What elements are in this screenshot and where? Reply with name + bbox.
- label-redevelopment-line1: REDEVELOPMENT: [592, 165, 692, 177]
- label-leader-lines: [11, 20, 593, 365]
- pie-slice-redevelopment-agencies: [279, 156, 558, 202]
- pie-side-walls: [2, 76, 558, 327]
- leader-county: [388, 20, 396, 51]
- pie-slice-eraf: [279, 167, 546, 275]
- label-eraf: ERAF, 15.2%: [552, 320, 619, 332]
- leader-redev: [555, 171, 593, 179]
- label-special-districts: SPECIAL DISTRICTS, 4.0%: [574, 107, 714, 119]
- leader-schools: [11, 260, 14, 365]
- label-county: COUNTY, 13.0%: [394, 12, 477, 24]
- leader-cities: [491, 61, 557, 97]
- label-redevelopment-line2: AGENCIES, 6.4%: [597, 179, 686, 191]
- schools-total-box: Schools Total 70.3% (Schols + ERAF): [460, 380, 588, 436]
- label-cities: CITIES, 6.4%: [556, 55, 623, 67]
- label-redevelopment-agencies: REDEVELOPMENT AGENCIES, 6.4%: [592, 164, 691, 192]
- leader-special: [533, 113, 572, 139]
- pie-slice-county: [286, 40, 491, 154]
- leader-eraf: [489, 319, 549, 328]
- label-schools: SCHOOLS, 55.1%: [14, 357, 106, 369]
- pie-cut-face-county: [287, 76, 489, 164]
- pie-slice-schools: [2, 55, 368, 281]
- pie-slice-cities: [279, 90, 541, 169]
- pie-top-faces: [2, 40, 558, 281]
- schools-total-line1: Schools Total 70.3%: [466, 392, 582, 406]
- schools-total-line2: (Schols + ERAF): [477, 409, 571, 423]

# # #

Goal of the exercise
Copy word for word the lines of the records from the first line through the line containing "179, 686, 191]", both included.

Answer to the exercise
What elements are in this screenshot and where? Reply with name + bbox.
- label-redevelopment-line1: REDEVELOPMENT: [592, 165, 692, 177]
- label-leader-lines: [11, 20, 593, 365]
- pie-slice-redevelopment-agencies: [279, 156, 558, 202]
- pie-side-walls: [2, 76, 558, 327]
- leader-county: [388, 20, 396, 51]
- pie-slice-eraf: [279, 167, 546, 275]
- label-eraf: ERAF, 15.2%: [552, 320, 619, 332]
- leader-redev: [555, 171, 593, 179]
- label-special-districts: SPECIAL DISTRICTS, 4.0%: [574, 107, 714, 119]
- leader-schools: [11, 260, 14, 365]
- label-county: COUNTY, 13.0%: [394, 12, 477, 24]
- leader-cities: [491, 61, 557, 97]
- label-redevelopment-line2: AGENCIES, 6.4%: [597, 179, 686, 191]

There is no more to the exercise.